— START INPUT —
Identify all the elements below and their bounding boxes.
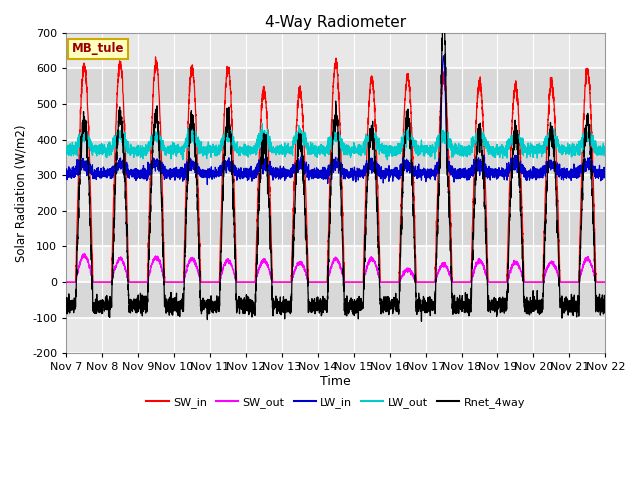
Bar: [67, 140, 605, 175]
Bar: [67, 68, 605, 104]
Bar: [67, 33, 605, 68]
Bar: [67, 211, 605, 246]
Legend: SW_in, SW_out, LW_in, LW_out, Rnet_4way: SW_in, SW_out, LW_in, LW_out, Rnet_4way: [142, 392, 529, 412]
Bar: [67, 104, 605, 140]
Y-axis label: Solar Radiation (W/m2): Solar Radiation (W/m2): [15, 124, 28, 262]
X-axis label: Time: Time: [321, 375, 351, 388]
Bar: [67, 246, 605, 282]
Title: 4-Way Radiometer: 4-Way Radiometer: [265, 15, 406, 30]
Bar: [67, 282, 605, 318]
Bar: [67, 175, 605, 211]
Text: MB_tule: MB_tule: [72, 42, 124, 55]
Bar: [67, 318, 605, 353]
— END INPUT —
STATED TASK
Return every line of the records that contains the string "label", matching case exactly.

CORRECT RESULT
Y-axis label: Solar Radiation (W/m2): Solar Radiation (W/m2): [15, 124, 28, 262]
X-axis label: Time: Time: [321, 375, 351, 388]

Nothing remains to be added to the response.